• [REQUIREMENTS]
Check each line of the material below for the string "某年九寨沟", then report how many lines have it, and nothing else.

• [RECORDED INFORMATION]
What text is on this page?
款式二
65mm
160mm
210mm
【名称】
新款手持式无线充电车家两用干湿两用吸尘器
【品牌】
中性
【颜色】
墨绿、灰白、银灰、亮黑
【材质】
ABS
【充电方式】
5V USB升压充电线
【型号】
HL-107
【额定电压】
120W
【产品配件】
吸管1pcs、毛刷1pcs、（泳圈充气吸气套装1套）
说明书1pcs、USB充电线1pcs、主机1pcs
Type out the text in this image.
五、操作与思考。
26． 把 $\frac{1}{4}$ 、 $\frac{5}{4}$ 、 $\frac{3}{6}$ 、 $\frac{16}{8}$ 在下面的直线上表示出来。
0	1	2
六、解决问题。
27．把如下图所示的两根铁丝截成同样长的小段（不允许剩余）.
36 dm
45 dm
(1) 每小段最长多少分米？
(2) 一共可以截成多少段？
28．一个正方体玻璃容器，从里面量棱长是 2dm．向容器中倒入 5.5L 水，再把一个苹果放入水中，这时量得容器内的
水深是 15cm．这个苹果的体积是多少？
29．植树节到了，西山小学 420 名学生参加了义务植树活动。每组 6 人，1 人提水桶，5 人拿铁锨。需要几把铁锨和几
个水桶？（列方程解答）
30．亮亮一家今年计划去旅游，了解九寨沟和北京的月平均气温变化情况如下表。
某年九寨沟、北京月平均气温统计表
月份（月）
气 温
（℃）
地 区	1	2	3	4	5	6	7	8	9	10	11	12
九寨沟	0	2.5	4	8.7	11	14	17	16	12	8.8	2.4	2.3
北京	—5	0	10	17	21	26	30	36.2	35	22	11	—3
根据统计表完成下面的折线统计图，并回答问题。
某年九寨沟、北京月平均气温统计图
* * *
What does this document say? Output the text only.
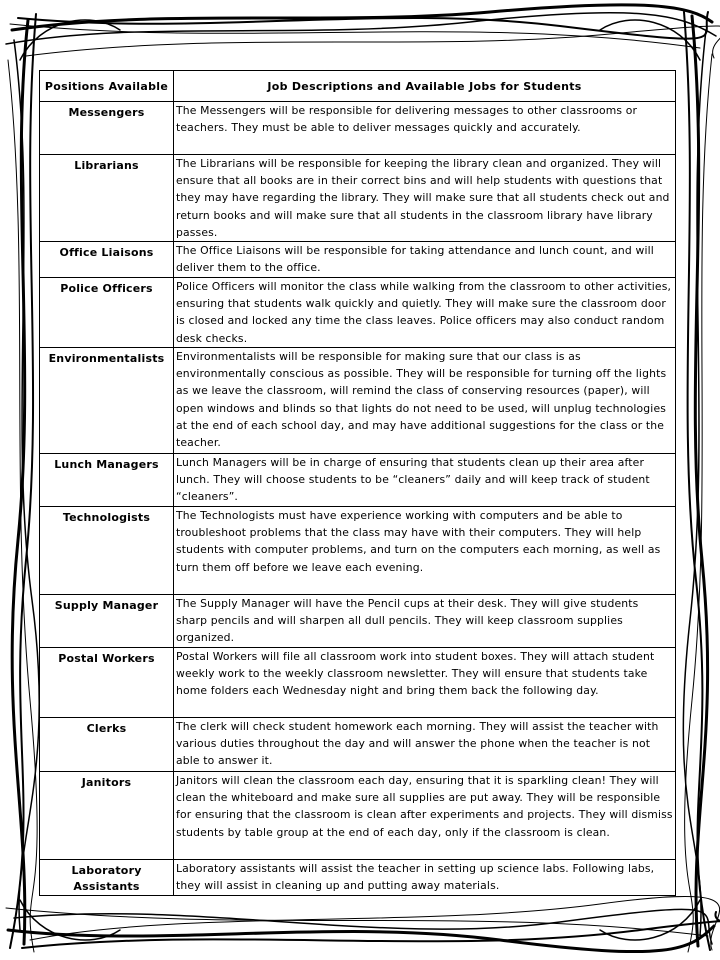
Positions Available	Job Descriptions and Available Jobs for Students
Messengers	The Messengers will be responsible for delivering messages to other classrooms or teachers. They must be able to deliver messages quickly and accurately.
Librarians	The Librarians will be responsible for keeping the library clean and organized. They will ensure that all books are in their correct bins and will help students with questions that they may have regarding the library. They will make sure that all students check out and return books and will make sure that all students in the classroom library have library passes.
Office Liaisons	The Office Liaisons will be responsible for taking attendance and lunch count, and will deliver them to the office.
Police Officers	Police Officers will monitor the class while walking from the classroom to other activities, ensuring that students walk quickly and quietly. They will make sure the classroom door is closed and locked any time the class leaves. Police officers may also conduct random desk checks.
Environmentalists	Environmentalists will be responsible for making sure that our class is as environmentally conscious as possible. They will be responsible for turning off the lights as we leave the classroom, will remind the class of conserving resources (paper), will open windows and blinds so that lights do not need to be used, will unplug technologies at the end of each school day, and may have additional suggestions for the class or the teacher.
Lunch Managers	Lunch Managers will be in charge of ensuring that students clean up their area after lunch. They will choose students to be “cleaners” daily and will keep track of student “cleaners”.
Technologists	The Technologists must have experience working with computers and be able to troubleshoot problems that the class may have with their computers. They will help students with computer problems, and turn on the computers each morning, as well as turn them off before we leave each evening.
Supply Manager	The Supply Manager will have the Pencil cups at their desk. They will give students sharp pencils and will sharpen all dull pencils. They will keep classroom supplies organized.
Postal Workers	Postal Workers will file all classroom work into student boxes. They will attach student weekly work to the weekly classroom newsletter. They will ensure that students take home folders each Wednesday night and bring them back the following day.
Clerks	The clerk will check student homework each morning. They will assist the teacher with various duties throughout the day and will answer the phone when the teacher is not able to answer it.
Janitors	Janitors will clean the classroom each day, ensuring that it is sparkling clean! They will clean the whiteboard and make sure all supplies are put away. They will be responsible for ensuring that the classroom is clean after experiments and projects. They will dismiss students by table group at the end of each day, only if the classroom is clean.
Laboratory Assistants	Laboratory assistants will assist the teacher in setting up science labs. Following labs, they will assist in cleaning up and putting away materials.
* * *
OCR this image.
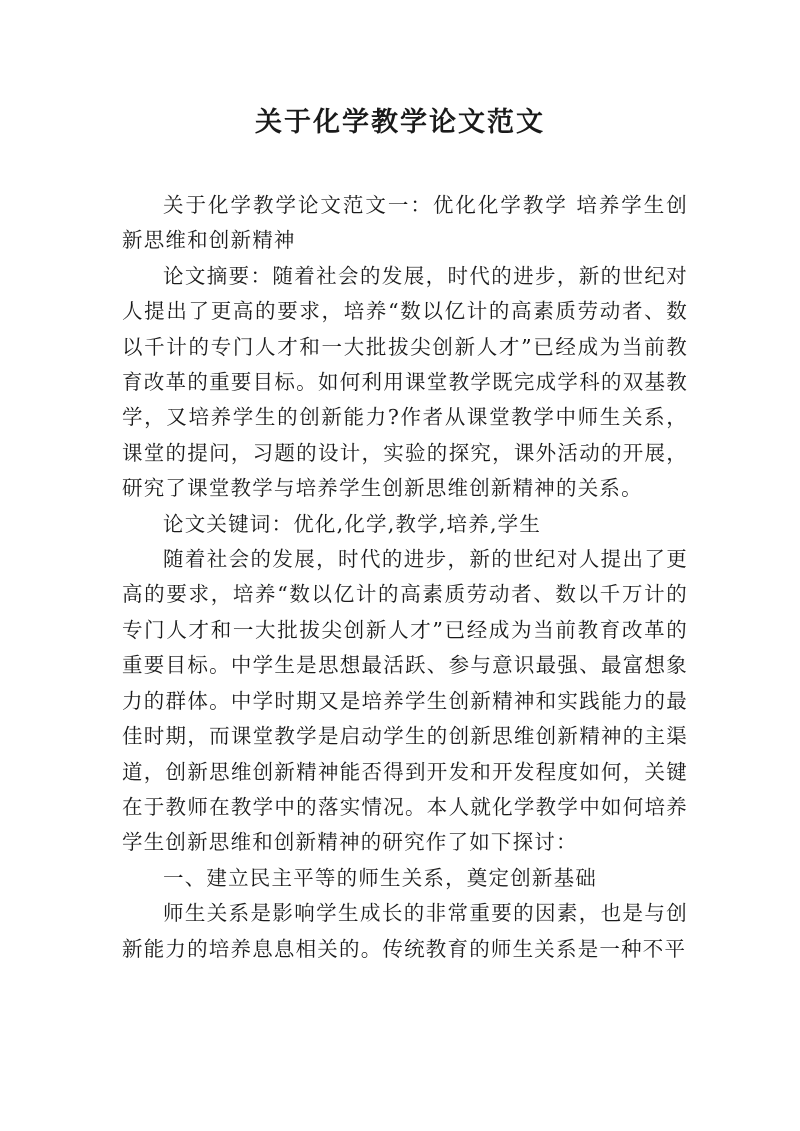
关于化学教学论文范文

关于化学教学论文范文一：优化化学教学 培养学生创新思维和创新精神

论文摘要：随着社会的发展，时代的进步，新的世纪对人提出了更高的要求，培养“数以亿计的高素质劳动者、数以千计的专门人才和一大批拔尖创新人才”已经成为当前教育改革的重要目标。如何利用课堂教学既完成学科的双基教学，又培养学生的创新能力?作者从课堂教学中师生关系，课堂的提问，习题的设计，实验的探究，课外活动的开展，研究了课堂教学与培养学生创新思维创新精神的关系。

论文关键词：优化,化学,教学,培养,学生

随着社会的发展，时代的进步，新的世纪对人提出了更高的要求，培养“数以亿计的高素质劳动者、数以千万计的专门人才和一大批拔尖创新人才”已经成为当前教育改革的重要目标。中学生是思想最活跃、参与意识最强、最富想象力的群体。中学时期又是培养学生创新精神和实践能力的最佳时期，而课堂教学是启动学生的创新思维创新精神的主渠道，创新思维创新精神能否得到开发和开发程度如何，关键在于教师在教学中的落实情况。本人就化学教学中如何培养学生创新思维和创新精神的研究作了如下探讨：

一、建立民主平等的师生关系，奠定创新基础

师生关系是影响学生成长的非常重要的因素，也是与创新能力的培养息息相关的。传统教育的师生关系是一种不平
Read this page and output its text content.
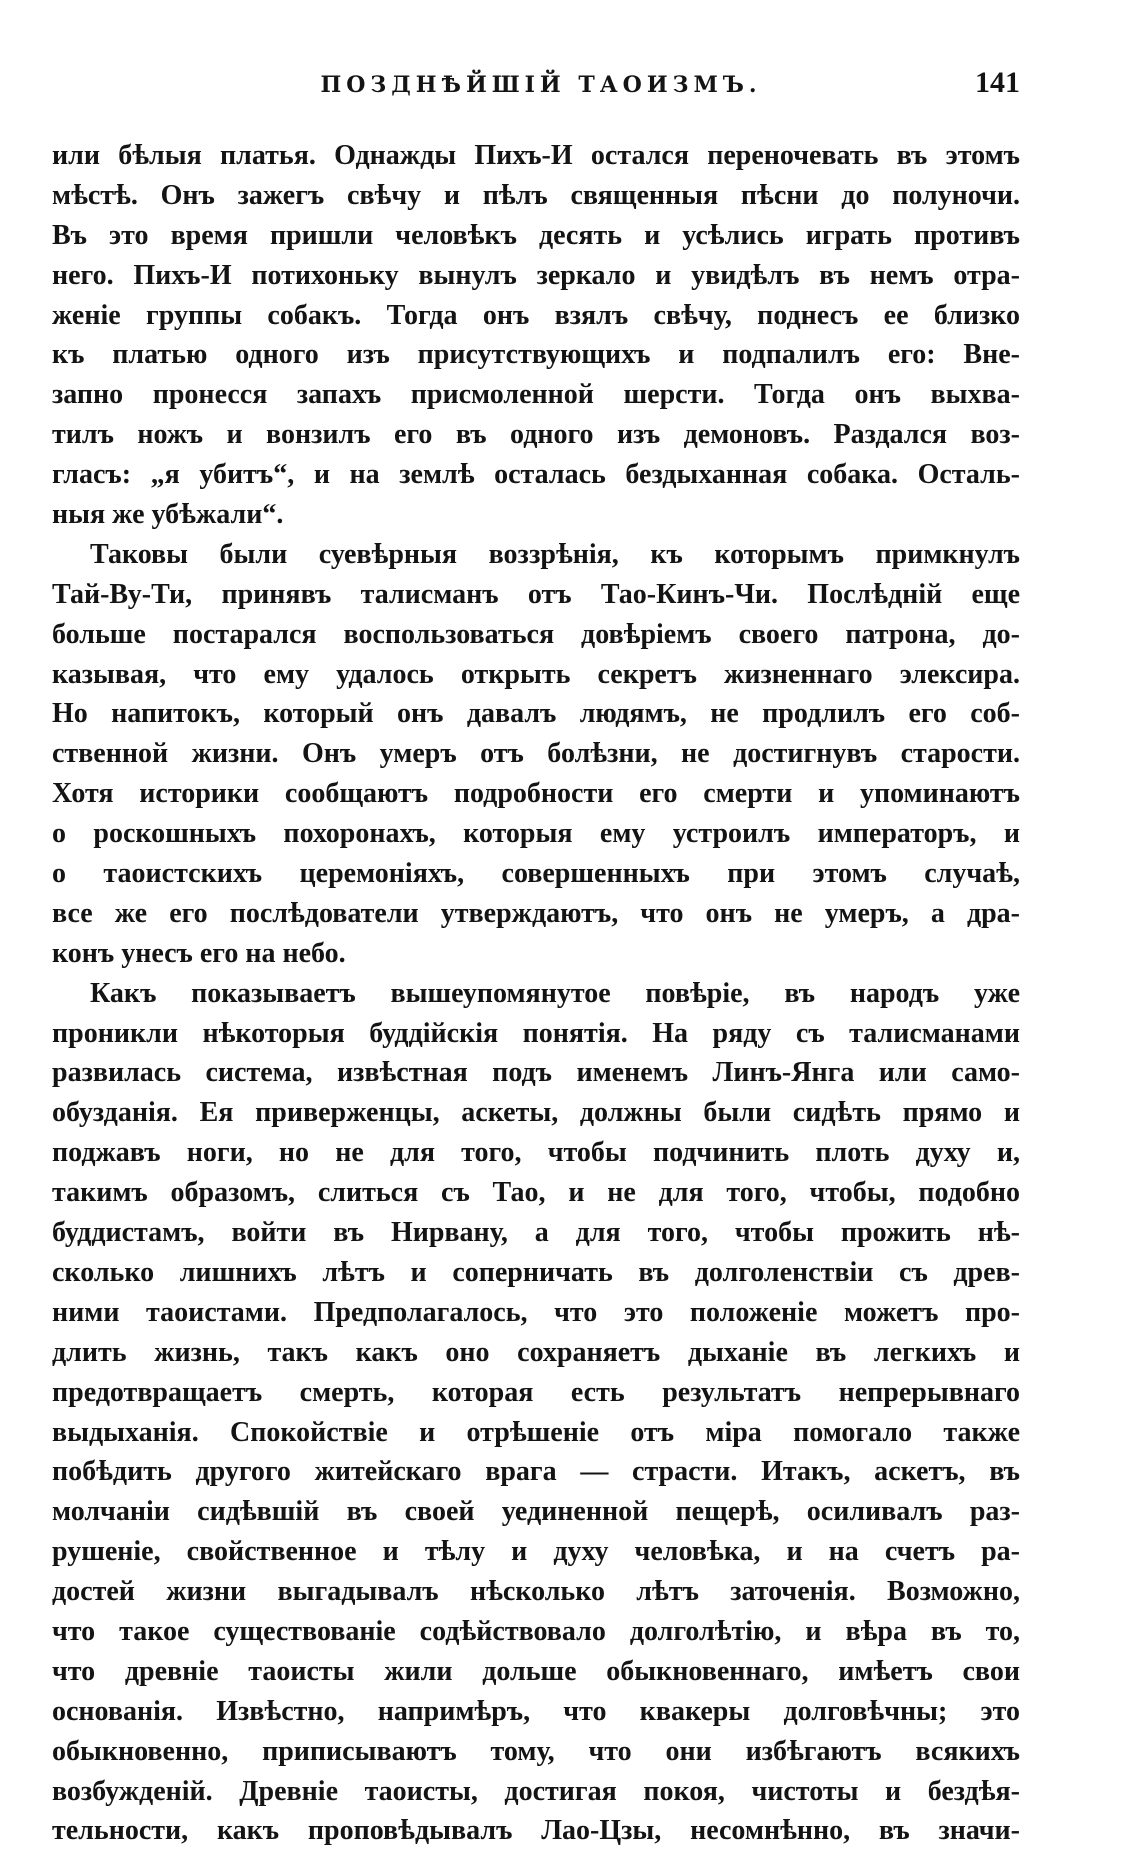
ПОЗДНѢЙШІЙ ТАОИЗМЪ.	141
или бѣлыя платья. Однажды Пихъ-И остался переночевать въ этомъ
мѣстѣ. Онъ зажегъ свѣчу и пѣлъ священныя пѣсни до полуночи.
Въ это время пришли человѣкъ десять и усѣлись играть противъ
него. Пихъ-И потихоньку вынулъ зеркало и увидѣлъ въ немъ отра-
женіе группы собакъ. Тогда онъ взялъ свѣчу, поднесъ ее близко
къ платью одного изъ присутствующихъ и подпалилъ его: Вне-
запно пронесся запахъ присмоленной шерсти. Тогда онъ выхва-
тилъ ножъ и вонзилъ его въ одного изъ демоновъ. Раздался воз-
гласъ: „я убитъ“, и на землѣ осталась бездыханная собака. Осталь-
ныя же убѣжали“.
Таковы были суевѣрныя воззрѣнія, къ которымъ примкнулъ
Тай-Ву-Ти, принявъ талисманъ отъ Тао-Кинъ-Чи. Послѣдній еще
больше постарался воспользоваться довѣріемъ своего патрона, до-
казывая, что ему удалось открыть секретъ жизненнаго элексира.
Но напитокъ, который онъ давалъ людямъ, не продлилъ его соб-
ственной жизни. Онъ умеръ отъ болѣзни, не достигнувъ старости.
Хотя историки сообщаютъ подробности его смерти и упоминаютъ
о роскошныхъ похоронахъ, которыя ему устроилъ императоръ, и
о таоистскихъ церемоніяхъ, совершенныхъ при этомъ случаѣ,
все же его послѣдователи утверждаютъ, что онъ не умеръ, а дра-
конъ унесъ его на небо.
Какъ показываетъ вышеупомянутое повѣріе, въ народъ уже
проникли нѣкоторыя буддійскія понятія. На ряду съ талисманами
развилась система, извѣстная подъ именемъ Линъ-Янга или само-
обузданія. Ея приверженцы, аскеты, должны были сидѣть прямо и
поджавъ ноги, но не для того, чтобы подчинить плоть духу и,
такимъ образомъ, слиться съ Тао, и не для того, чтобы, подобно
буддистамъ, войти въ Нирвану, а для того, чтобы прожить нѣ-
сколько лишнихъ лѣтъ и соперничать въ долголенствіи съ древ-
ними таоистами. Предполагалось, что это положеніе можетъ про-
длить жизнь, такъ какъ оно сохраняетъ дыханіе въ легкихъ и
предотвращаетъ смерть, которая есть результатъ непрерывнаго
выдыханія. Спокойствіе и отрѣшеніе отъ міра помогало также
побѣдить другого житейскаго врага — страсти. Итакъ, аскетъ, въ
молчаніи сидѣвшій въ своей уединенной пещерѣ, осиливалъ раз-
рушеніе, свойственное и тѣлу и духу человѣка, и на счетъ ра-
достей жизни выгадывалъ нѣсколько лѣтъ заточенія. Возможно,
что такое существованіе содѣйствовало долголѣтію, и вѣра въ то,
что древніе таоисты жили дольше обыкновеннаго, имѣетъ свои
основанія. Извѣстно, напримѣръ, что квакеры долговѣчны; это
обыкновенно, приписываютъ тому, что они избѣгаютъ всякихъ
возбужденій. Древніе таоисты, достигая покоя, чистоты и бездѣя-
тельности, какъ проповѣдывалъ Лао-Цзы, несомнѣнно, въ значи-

• [COMPLETE OUTPUT]
2